__What you need to do__: Write every line out verbatim and omit the pictures.

__Recorded data__:

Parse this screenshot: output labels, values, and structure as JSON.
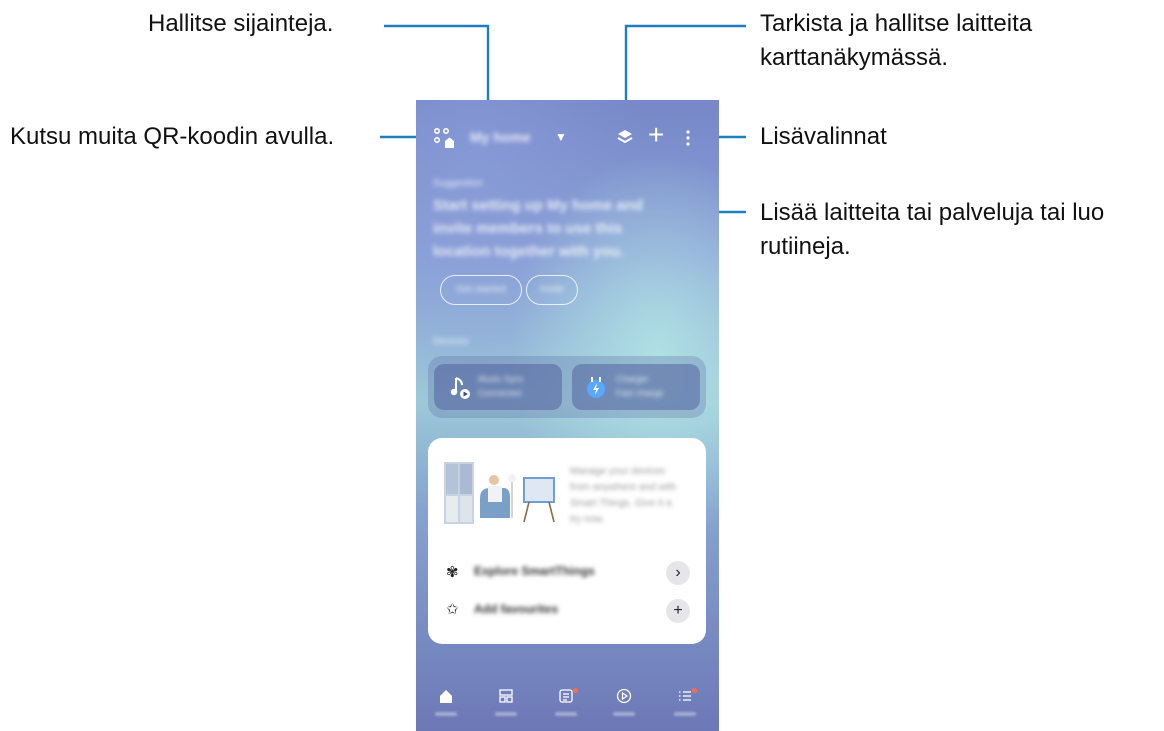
{
  "callouts": {
    "manage_locations": "Hallitse sijainteja.",
    "invite_qr": "Kutsu muita QR-koodin avulla.",
    "map_view_line1": "Tarkista ja hallitse laitteita",
    "map_view_line2": "karttanäkymässä.",
    "more_options": "Lisävalinnat",
    "add_devices_line1": "Lisää laitteita tai palveluja tai luo",
    "add_devices_line2": "rutiineja."
  },
  "app": {
    "location_label": "My home",
    "suggestion": {
      "title": "Suggestion",
      "text_line1": "Start setting up My home and",
      "text_line2": "invite members to use this",
      "text_line3": "location together with you.",
      "primary_chip": "Get started",
      "secondary_chip": "Invite"
    },
    "devices_header": "Devices",
    "devices": [
      {
        "name": "Music Sync",
        "status": "Connected",
        "icon": "music-note-icon"
      },
      {
        "name": "Charger",
        "status": "Fast charge",
        "icon": "power-plug-icon"
      }
    ],
    "promo": {
      "line1": "Manage your devices",
      "line2": "from anywhere and with",
      "line3": "Smart Things. Give it a",
      "line4": "try now."
    },
    "explore_label": "Explore SmartThings",
    "favorites_label": "Add favourites",
    "nav": [
      "Home",
      "Devices",
      "Life",
      "Routines",
      "Menu"
    ]
  },
  "colors": {
    "callout_line": "#1b7fc1",
    "notification_dot": "#ff6a4d"
  }
}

__Exercise answer__:
Parse this screenshot: output labels, values, and structure as JSON.
{
  "callouts": {
    "manage_locations": "Hallitse sijainteja.",
    "invite_qr": "Kutsu muita QR-koodin avulla.",
    "map_view_line1": "Tarkista ja hallitse laitteita",
    "map_view_line2": "karttanäkymässä.",
    "more_options": "Lisävalinnat",
    "add_devices_line1": "Lisää laitteita tai palveluja tai luo",
    "add_devices_line2": "rutiineja."
  },
  "app": {
    "location_label": "My home",
    "suggestion": {
      "title": "Suggestion",
      "text_line1": "Start setting up My home and",
      "text_line2": "invite members to use this",
      "text_line3": "location together with you.",
      "primary_chip": "Get started",
      "secondary_chip": "Invite"
    },
    "devices_header": "Devices",
    "devices": [
      {
        "name": "Music Sync",
        "status": "Connected",
        "icon": "music-note-icon"
      },
      {
        "name": "Charger",
        "status": "Fast charge",
        "icon": "power-plug-icon"
      }
    ],
    "promo": {
      "line1": "Manage your devices",
      "line2": "from anywhere and with",
      "line3": "Smart Things. Give it a",
      "line4": "try now."
    },
    "explore_label": "Explore SmartThings",
    "favorites_label": "Add favourites",
    "nav": [
      "Home",
      "Devices",
      "Life",
      "Routines",
      "Menu"
    ]
  },
  "colors": {
    "callout_line": "#1b7fc1",
    "notification_dot": "#ff6a4d"
  }
}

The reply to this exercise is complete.